**** DATA SHOWN

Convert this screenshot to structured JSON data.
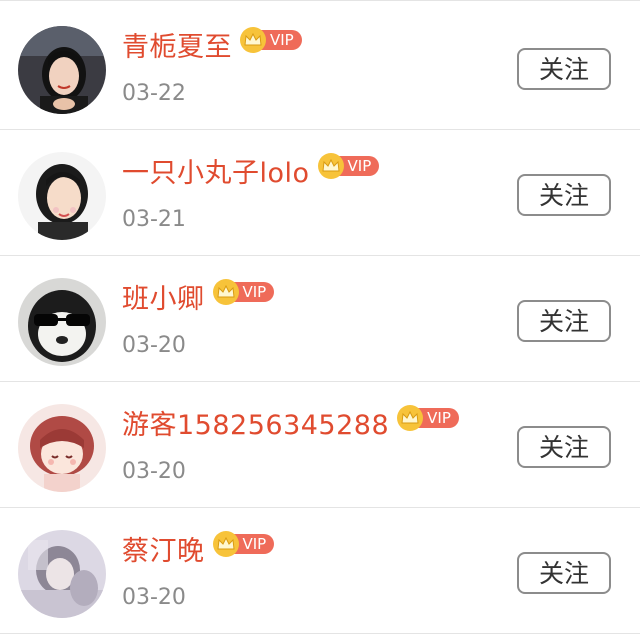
{
  "users": [
    {
      "name": "青栀夏至",
      "vip": "VIP",
      "date": "03-22",
      "follow_label": "关注",
      "avatar": "woman-portrait-avatar"
    },
    {
      "name": "一只小丸子lolo",
      "vip": "VIP",
      "date": "03-21",
      "follow_label": "关注",
      "avatar": "girl-selfie-avatar"
    },
    {
      "name": "班小卿",
      "vip": "VIP",
      "date": "03-20",
      "follow_label": "关注",
      "avatar": "panda-sunglasses-avatar"
    },
    {
      "name": "游客158256345288",
      "vip": "VIP",
      "date": "03-20",
      "follow_label": "关注",
      "avatar": "anime-girl-avatar"
    },
    {
      "name": "蔡汀晚",
      "vip": "VIP",
      "date": "03-20",
      "follow_label": "关注",
      "avatar": "blurred-photo-avatar"
    }
  ],
  "colors": {
    "name": "#e04b2f",
    "date": "#8a8a8a",
    "vip_badge": "#ef6b59",
    "crown": "#f7c33a",
    "button_border": "#8c8c8c"
  }
}
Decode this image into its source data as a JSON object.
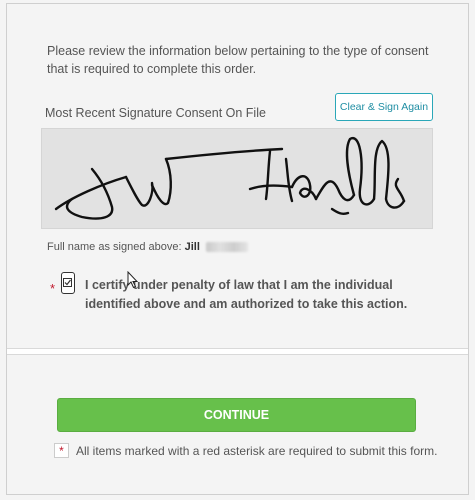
{
  "consent": {
    "intro_text": "Please review the information below pertaining to the type of consent that is required to complete this order.",
    "signature_label": "Most Recent Signature Consent On File",
    "clear_sign_button": "Clear & Sign Again",
    "full_name_label": "Full name as signed above:",
    "full_name_value": "Jill",
    "required_marker": "*",
    "certify_text": "I certify under penalty of law that I am the individual identified above and am authorized to take this action.",
    "certify_checked": true
  },
  "footer": {
    "continue_button": "CONTINUE",
    "required_note": "All items marked with a red asterisk are required to submit this form.",
    "required_marker": "*"
  },
  "colors": {
    "accent_teal": "#2aa7b8",
    "continue_green": "#67c04b",
    "required_red": "#c0182c"
  }
}
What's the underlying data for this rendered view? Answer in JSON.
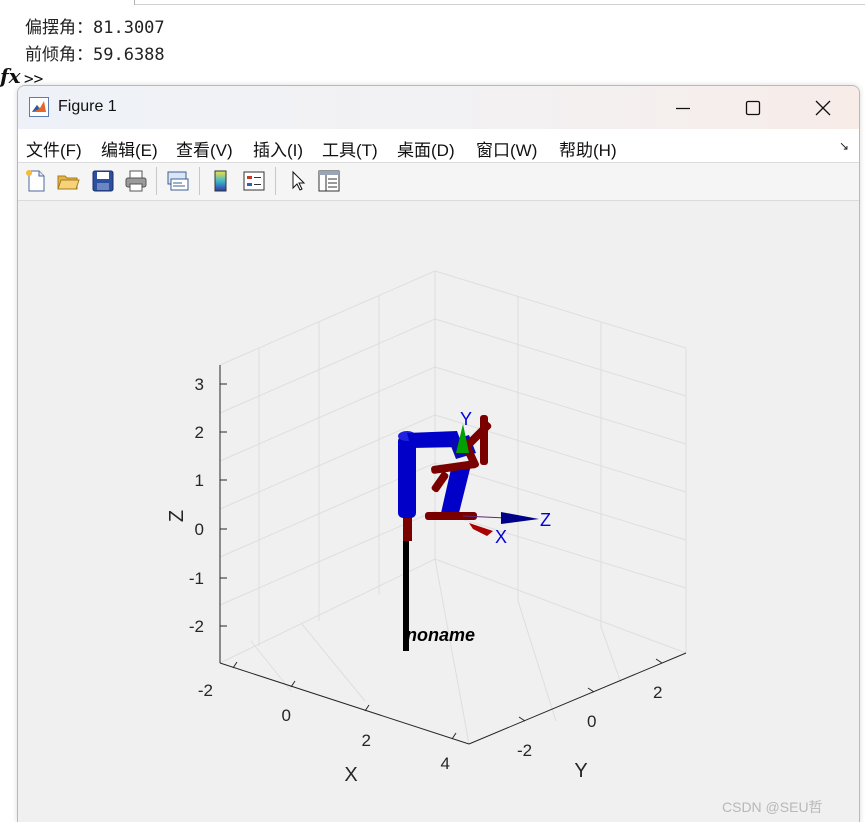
{
  "command_window": {
    "output_line_1": "偏摆角：81.3007",
    "output_line_2": "前倾角：59.6388",
    "fx_symbol": "fx",
    "prompt": ">>"
  },
  "figure": {
    "title": "Figure 1",
    "window_controls": {
      "minimize": "─",
      "maximize": "☐",
      "close": "✕"
    },
    "menu": [
      "文件(F)",
      "编辑(E)",
      "查看(V)",
      "插入(I)",
      "工具(T)",
      "桌面(D)",
      "窗口(W)",
      "帮助(H)"
    ],
    "dock_arrow": "↘",
    "toolbar_icons": [
      "new-figure-icon",
      "open-file-icon",
      "save-icon",
      "print-icon",
      "link-plot-icon",
      "insert-colorbar-icon",
      "insert-legend-icon",
      "edit-plot-arrow-icon",
      "property-inspector-icon"
    ]
  },
  "plot": {
    "axis_labels": {
      "x": "X",
      "y": "Y",
      "z": "Z"
    },
    "z_ticks": [
      "3",
      "2",
      "1",
      "0",
      "-1",
      "-2"
    ],
    "x_ticks": [
      "-2",
      "0",
      "2",
      "4"
    ],
    "y_ticks": [
      "-2",
      "0",
      "2"
    ],
    "robot_name": "noname",
    "frame_labels": {
      "x": "X",
      "y": "Y",
      "z": "Z"
    },
    "colors": {
      "link": "#0000c8",
      "joint": "#7a0000",
      "base": "#000000",
      "frame_label": "#0000dd"
    }
  },
  "watermark": "CSDN @SEU哲"
}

********

TASK DESCRIPTION:
Output the records above exactly; leave out the pictures.

RESULT OF THIS EXERCISE:
Convert this screenshot to structured JSON data.
{
  "users": [
    {
      "name": "青栀夏至",
      "vip": "VIP",
      "date": "03-22",
      "follow_label": "关注",
      "avatar": "woman-portrait-avatar"
    },
    {
      "name": "一只小丸子lolo",
      "vip": "VIP",
      "date": "03-21",
      "follow_label": "关注",
      "avatar": "girl-selfie-avatar"
    },
    {
      "name": "班小卿",
      "vip": "VIP",
      "date": "03-20",
      "follow_label": "关注",
      "avatar": "panda-sunglasses-avatar"
    },
    {
      "name": "游客158256345288",
      "vip": "VIP",
      "date": "03-20",
      "follow_label": "关注",
      "avatar": "anime-girl-avatar"
    },
    {
      "name": "蔡汀晚",
      "vip": "VIP",
      "date": "03-20",
      "follow_label": "关注",
      "avatar": "blurred-photo-avatar"
    }
  ],
  "colors": {
    "name": "#e04b2f",
    "date": "#8a8a8a",
    "vip_badge": "#ef6b59",
    "crown": "#f7c33a",
    "button_border": "#8c8c8c"
  }
}
Decode this image into its source data as a JSON object.
{
  "consent": {
    "intro_text": "Please review the information below pertaining to the type of consent that is required to complete this order.",
    "signature_label": "Most Recent Signature Consent On File",
    "clear_sign_button": "Clear & Sign Again",
    "full_name_label": "Full name as signed above:",
    "full_name_value": "Jill",
    "required_marker": "*",
    "certify_text": "I certify under penalty of law that I am the individual identified above and am authorized to take this action.",
    "certify_checked": true
  },
  "footer": {
    "continue_button": "CONTINUE",
    "required_note": "All items marked with a red asterisk are required to submit this form.",
    "required_marker": "*"
  },
  "colors": {
    "accent_teal": "#2aa7b8",
    "continue_green": "#67c04b",
    "required_red": "#c0182c"
  }
}
What's the underlying data for this rendered view? Answer in JSON.
{
  "command_window": {
    "output_line_1": "偏摆角：81.3007",
    "output_line_2": "前倾角：59.6388",
    "fx_symbol": "fx",
    "prompt": ">>"
  },
  "figure": {
    "title": "Figure 1",
    "window_controls": {
      "minimize": "─",
      "maximize": "☐",
      "close": "✕"
    },
    "menu": [
      "文件(F)",
      "编辑(E)",
      "查看(V)",
      "插入(I)",
      "工具(T)",
      "桌面(D)",
      "窗口(W)",
      "帮助(H)"
    ],
    "dock_arrow": "↘",
    "toolbar_icons": [
      "new-figure-icon",
      "open-file-icon",
      "save-icon",
      "print-icon",
      "link-plot-icon",
      "insert-colorbar-icon",
      "insert-legend-icon",
      "edit-plot-arrow-icon",
      "property-inspector-icon"
    ]
  },
  "plot": {
    "axis_labels": {
      "x": "X",
      "y": "Y",
      "z": "Z"
    },
    "z_ticks": [
      "3",
      "2",
      "1",
      "0",
      "-1",
      "-2"
    ],
    "x_ticks": [
      "-2",
      "0",
      "2",
      "4"
    ],
    "y_ticks": [
      "-2",
      "0",
      "2"
    ],
    "robot_name": "noname",
    "frame_labels": {
      "x": "X",
      "y": "Y",
      "z": "Z"
    },
    "colors": {
      "link": "#0000c8",
      "joint": "#7a0000",
      "base": "#000000",
      "frame_label": "#0000dd"
    }
  },
  "watermark": "CSDN @SEU哲"
}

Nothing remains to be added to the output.